[Written problem]:
Only the number is wanted: how many lines of these entries contain the word "stitch"?

[Dataset records]:
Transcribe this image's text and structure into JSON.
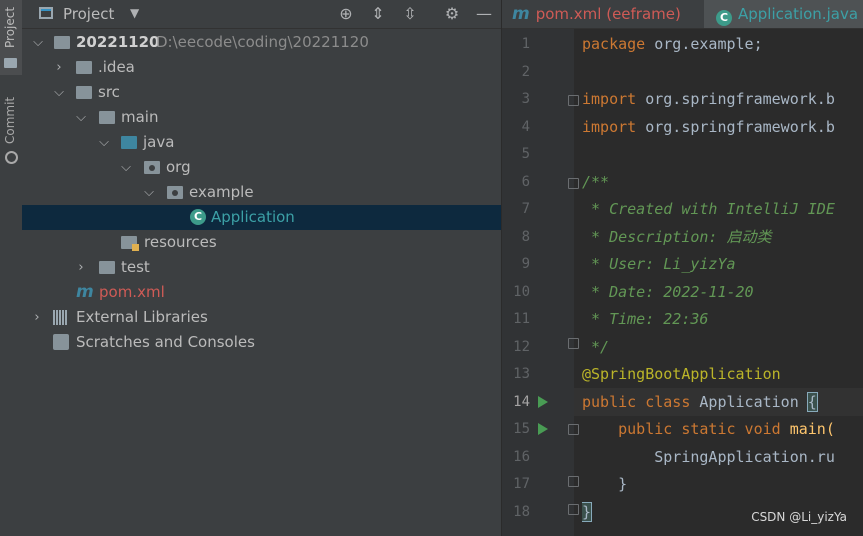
{
  "sidebar": {
    "project_tab": "Project",
    "commit_tab": "Commit"
  },
  "project_panel": {
    "title": "Project",
    "tree": [
      {
        "label": "20221120",
        "path": "D:\\eecode\\coding\\20221120"
      },
      {
        "label": ".idea"
      },
      {
        "label": "src"
      },
      {
        "label": "main"
      },
      {
        "label": "java"
      },
      {
        "label": "org"
      },
      {
        "label": "example"
      },
      {
        "label": "Application"
      },
      {
        "label": "resources"
      },
      {
        "label": "test"
      },
      {
        "label": "pom.xml"
      },
      {
        "label": "External Libraries"
      },
      {
        "label": "Scratches and Consoles"
      }
    ]
  },
  "editor": {
    "tabs": [
      {
        "icon": "m",
        "label": "pom.xml (eeframe)"
      },
      {
        "icon": "C",
        "label": "Application.java"
      }
    ],
    "line_numbers": [
      "1",
      "2",
      "3",
      "4",
      "5",
      "6",
      "7",
      "8",
      "9",
      "10",
      "11",
      "12",
      "13",
      "14",
      "15",
      "16",
      "17",
      "18"
    ],
    "code": {
      "l1_kw": "package",
      "l1_rest": " org.example;",
      "l3_kw": "import",
      "l3_rest": " org.springframework.b",
      "l4_kw": "import",
      "l4_rest": " org.springframework.b",
      "l6": "/**",
      "l7": " * Created with IntelliJ IDE",
      "l8": " * Description: 启动类",
      "l9": " * User: Li_yizYa",
      "l10": " * Date: 2022-11-20",
      "l11": " * Time: 22:36",
      "l12": " */",
      "l13": "@SpringBootApplication",
      "l14_kw": "public class",
      "l14_name": " Application ",
      "l14_brace": "{",
      "l15_kw": "    public static void",
      "l15_fn": " main(",
      "l16": "        SpringApplication.ru",
      "l17": "    }",
      "l18": "}"
    }
  },
  "watermark": "CSDN @Li_yizYa"
}
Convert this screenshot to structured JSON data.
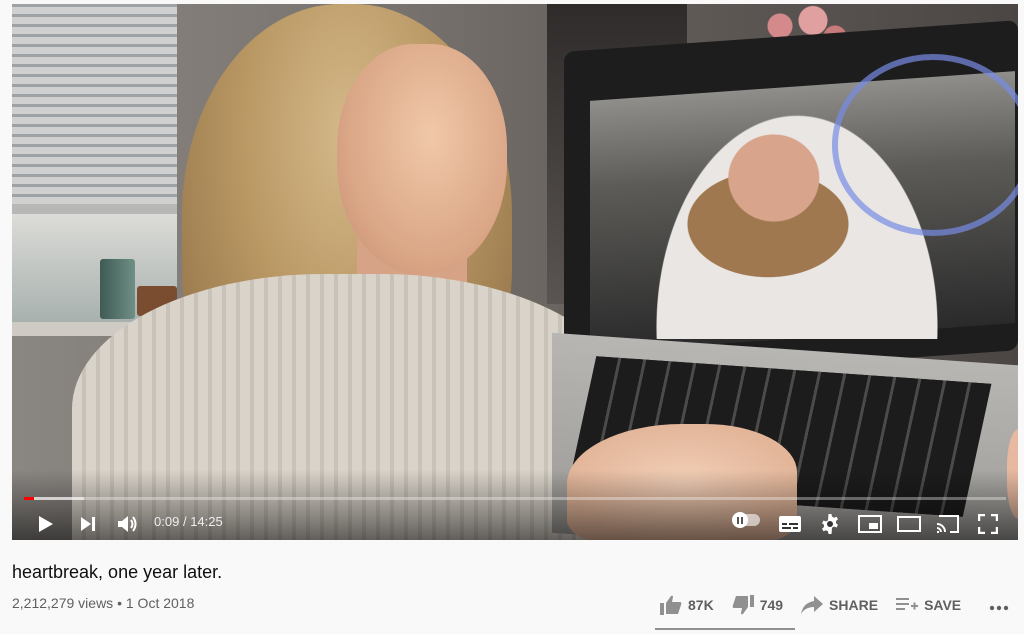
{
  "video": {
    "title": "heartbreak, one year later.",
    "views": "2,212,279 views",
    "separator": "•",
    "date": "1 Oct 2018",
    "progress_fraction": 0.0106
  },
  "player": {
    "current_time": "0:09",
    "time_separator": "/",
    "duration": "14:25",
    "buttons": [
      {
        "name": "play-icon"
      },
      {
        "name": "next-icon"
      },
      {
        "name": "volume-icon"
      },
      {
        "name": "autoplay-toggle"
      },
      {
        "name": "subtitles-icon"
      },
      {
        "name": "settings-gear-icon"
      },
      {
        "name": "miniplayer-icon"
      },
      {
        "name": "theater-mode-icon"
      },
      {
        "name": "cast-icon"
      },
      {
        "name": "fullscreen-icon"
      }
    ]
  },
  "actions": {
    "like_count": "87K",
    "dislike_count": "749",
    "share_label": "SHARE",
    "save_label": "SAVE",
    "more_icon": "more-horizontal-icon"
  },
  "colors": {
    "progress_played": "#ff0000",
    "text_primary": "#0f0f0f",
    "text_secondary": "#606060"
  }
}
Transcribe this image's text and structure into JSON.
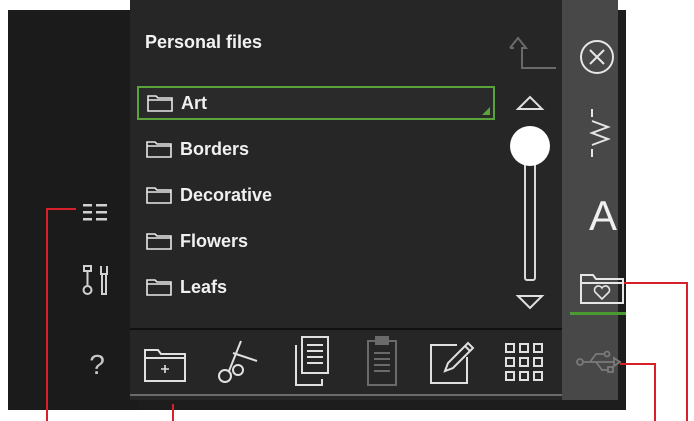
{
  "panel": {
    "title": "Personal files"
  },
  "files": [
    {
      "label": "Art",
      "selected": true
    },
    {
      "label": "Borders",
      "selected": false
    },
    {
      "label": "Decorative",
      "selected": false
    },
    {
      "label": "Flowers",
      "selected": false
    },
    {
      "label": "Leafs",
      "selected": false
    }
  ],
  "left_strip": {
    "list_view_icon": "list-view-icon",
    "tools_icon": "tools-icon",
    "help_label": "?"
  },
  "right_bar": {
    "close_icon": "close-icon",
    "stitch_icon": "stitch-icon",
    "font_label": "A",
    "personal_folder_icon": "personal-folder-icon",
    "usb_icon": "usb-icon"
  },
  "toolbar": [
    "new-folder-icon",
    "cut-icon",
    "copy-icon",
    "paste-icon",
    "rename-icon",
    "grid-view-icon"
  ],
  "colors": {
    "accent_green": "#5aa43a",
    "callout_red": "#d6202a",
    "screen_bg": "#1d1d1d"
  }
}
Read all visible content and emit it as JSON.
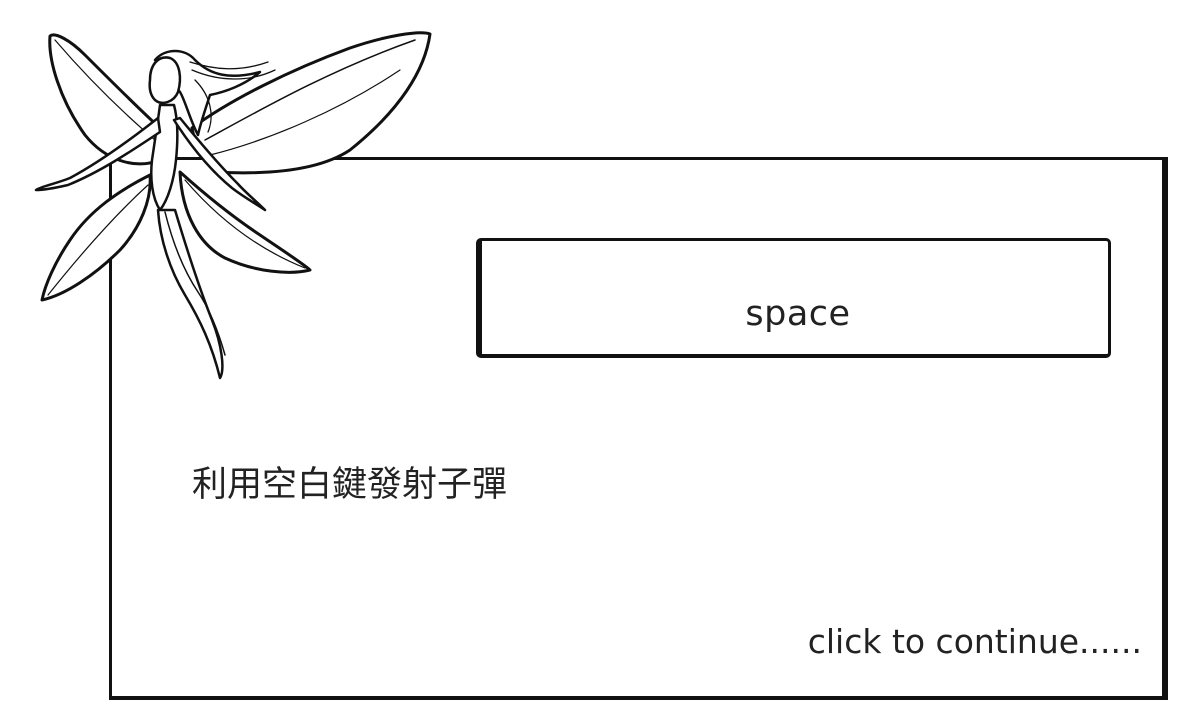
{
  "dialog": {
    "key_label": "space",
    "instruction": "利用空白鍵發射子彈",
    "continue_label": "click to continue......"
  },
  "illustration": {
    "icon": "fairy-icon"
  }
}
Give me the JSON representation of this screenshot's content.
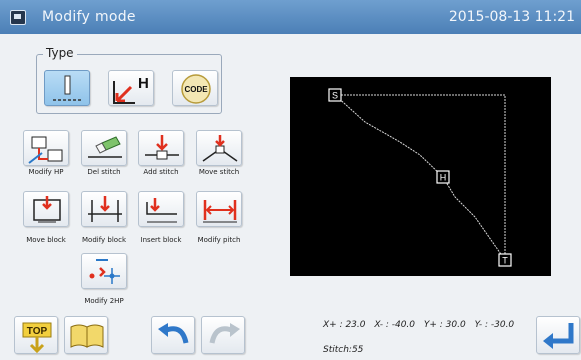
{
  "header": {
    "title": "Modify mode",
    "datetime": "2015-08-13 11:21"
  },
  "type_group": {
    "legend": "Type",
    "buttons": [
      {
        "name": "stitch-type-button",
        "label": "",
        "selected": true
      },
      {
        "name": "height-type-button",
        "label": "H"
      },
      {
        "name": "code-type-button",
        "label": "CODE"
      }
    ]
  },
  "edit_buttons": {
    "modify_hp": "Modify HP",
    "del_stitch": "Del stitch",
    "add_stitch": "Add stitch",
    "move_stitch": "Move stitch",
    "move_block": "Move block",
    "modify_block": "Modify block",
    "insert_block": "Insert block",
    "modify_pitch": "Modify pitch",
    "modify_2hp": "Modify 2HP"
  },
  "preview": {
    "markers": {
      "start": "S",
      "middle": "H",
      "end": "T"
    }
  },
  "readout": {
    "x_plus": "X+ : 23.0",
    "x_minus": "X- : -40.0",
    "y_plus": "Y+ : 30.0",
    "y_minus": "Y- : -30.0",
    "stitch": "Stitch:55"
  },
  "footer": {
    "top_label": "TOP"
  },
  "colors": {
    "title_bar": "#5b8cc2",
    "canvas": "#000000",
    "accent_red": "#e0301e"
  }
}
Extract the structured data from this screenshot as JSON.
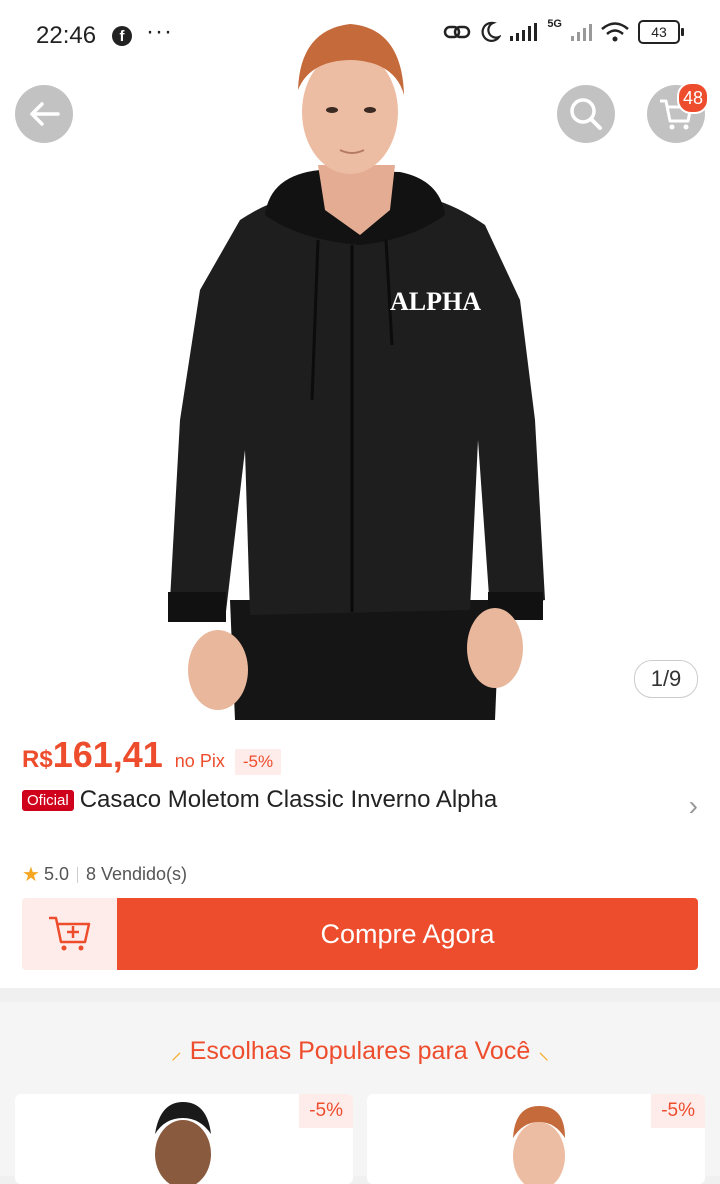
{
  "status_bar": {
    "time": "22:46",
    "dots": "···",
    "network": "5G",
    "battery": "43"
  },
  "hero": {
    "image_counter": "1/9",
    "cart_badge": "48",
    "brand_print": "ALPHA"
  },
  "product": {
    "currency": "R$",
    "price": "161,41",
    "payment_note": "no Pix",
    "discount": "-5%",
    "official_tag": "Oficial",
    "title": "Casaco Moletom Classic Inverno Alpha",
    "rating": "5.0",
    "sold": "8 Vendido(s)"
  },
  "actions": {
    "buy_now": "Compre Agora"
  },
  "popular": {
    "title": "Escolhas Populares para Você",
    "cards": [
      {
        "discount": "-5%"
      },
      {
        "discount": "-5%"
      }
    ]
  },
  "colors": {
    "accent": "#ee4d2d",
    "official": "#d0011b",
    "star": "#f5a623"
  }
}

[The completed task]:
6